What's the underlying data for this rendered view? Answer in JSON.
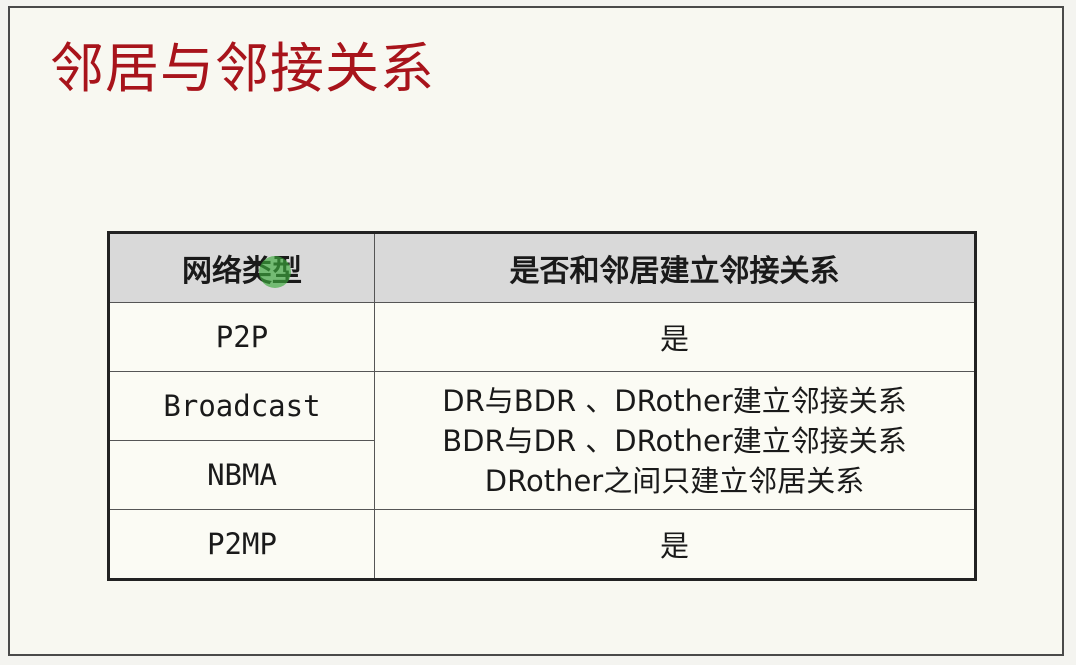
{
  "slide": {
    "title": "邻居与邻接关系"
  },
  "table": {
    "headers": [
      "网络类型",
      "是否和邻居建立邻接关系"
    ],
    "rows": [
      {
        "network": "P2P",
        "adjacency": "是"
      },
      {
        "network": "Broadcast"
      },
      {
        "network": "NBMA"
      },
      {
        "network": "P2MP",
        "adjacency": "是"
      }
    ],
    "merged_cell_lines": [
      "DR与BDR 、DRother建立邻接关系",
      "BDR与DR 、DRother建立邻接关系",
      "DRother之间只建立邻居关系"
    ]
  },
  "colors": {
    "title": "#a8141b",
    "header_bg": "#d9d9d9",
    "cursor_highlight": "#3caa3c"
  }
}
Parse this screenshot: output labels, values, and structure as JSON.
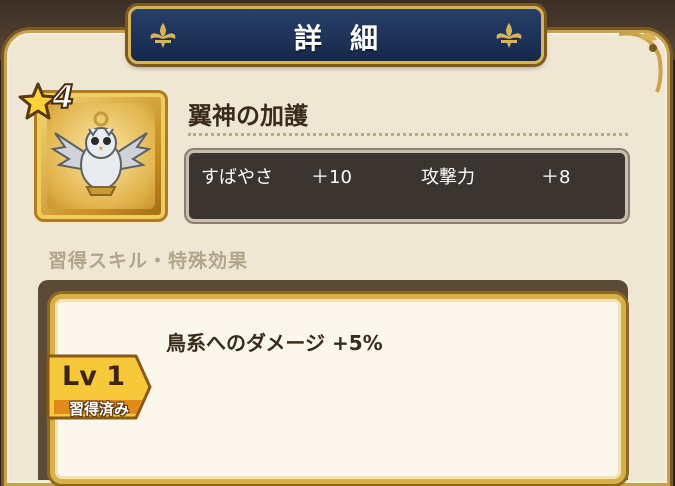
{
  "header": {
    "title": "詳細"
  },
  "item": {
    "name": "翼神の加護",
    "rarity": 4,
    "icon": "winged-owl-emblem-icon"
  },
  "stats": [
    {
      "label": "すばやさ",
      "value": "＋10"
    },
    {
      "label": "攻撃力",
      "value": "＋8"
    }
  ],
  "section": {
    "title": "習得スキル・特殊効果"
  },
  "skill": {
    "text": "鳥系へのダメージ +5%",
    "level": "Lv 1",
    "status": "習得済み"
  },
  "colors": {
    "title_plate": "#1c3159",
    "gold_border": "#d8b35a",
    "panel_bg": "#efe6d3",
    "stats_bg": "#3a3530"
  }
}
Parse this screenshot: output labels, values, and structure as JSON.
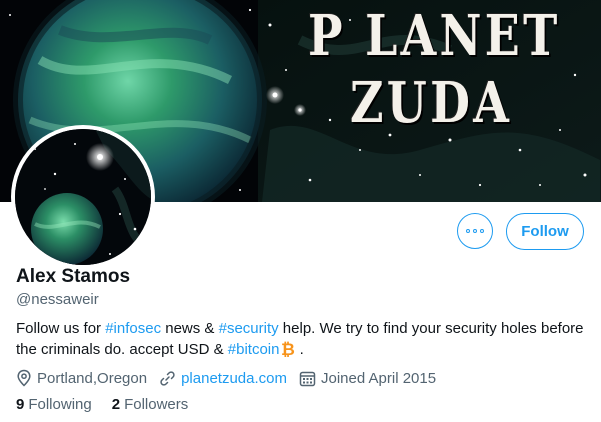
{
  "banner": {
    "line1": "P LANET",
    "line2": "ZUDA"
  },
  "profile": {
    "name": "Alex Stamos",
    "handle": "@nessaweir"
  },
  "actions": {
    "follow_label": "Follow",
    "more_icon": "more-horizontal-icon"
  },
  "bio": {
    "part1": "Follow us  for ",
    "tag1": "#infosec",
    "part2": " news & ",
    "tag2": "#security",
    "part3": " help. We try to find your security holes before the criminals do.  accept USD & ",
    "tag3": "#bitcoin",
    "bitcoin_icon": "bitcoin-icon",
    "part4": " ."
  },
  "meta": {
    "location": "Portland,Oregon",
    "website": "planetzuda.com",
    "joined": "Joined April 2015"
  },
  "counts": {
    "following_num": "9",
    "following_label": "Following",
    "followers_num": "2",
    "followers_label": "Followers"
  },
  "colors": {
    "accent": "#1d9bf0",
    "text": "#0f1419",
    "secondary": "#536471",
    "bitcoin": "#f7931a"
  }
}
+---+
What is needed is an exact reproduction of the data, pictures excluded.

What's the underlying data for this rendered view? Answer in JSON.
{
  "slide": {
    "title": "邻居与邻接关系"
  },
  "table": {
    "headers": [
      "网络类型",
      "是否和邻居建立邻接关系"
    ],
    "rows": [
      {
        "network": "P2P",
        "adjacency": "是"
      },
      {
        "network": "Broadcast"
      },
      {
        "network": "NBMA"
      },
      {
        "network": "P2MP",
        "adjacency": "是"
      }
    ],
    "merged_cell_lines": [
      "DR与BDR 、DRother建立邻接关系",
      "BDR与DR 、DRother建立邻接关系",
      "DRother之间只建立邻居关系"
    ]
  },
  "colors": {
    "title": "#a8141b",
    "header_bg": "#d9d9d9",
    "cursor_highlight": "#3caa3c"
  }
}
Parse this screenshot: output labels, values, and structure as JSON.
{
  "header": {
    "title": "詳細"
  },
  "item": {
    "name": "翼神の加護",
    "rarity": 4,
    "icon": "winged-owl-emblem-icon"
  },
  "stats": [
    {
      "label": "すばやさ",
      "value": "＋10"
    },
    {
      "label": "攻撃力",
      "value": "＋8"
    }
  ],
  "section": {
    "title": "習得スキル・特殊効果"
  },
  "skill": {
    "text": "鳥系へのダメージ +5%",
    "level": "Lv 1",
    "status": "習得済み"
  },
  "colors": {
    "title_plate": "#1c3159",
    "gold_border": "#d8b35a",
    "panel_bg": "#efe6d3",
    "stats_bg": "#3a3530"
  }
}
Parse this screenshot: output labels, values, and structure as JSON.
{
  "banner": {
    "line1": "P LANET",
    "line2": "ZUDA"
  },
  "profile": {
    "name": "Alex Stamos",
    "handle": "@nessaweir"
  },
  "actions": {
    "follow_label": "Follow",
    "more_icon": "more-horizontal-icon"
  },
  "bio": {
    "part1": "Follow us  for ",
    "tag1": "#infosec",
    "part2": " news & ",
    "tag2": "#security",
    "part3": " help. We try to find your security holes before the criminals do.  accept USD & ",
    "tag3": "#bitcoin",
    "bitcoin_icon": "bitcoin-icon",
    "part4": " ."
  },
  "meta": {
    "location": "Portland,Oregon",
    "website": "planetzuda.com",
    "joined": "Joined April 2015"
  },
  "counts": {
    "following_num": "9",
    "following_label": "Following",
    "followers_num": "2",
    "followers_label": "Followers"
  },
  "colors": {
    "accent": "#1d9bf0",
    "text": "#0f1419",
    "secondary": "#536471",
    "bitcoin": "#f7931a"
  }
}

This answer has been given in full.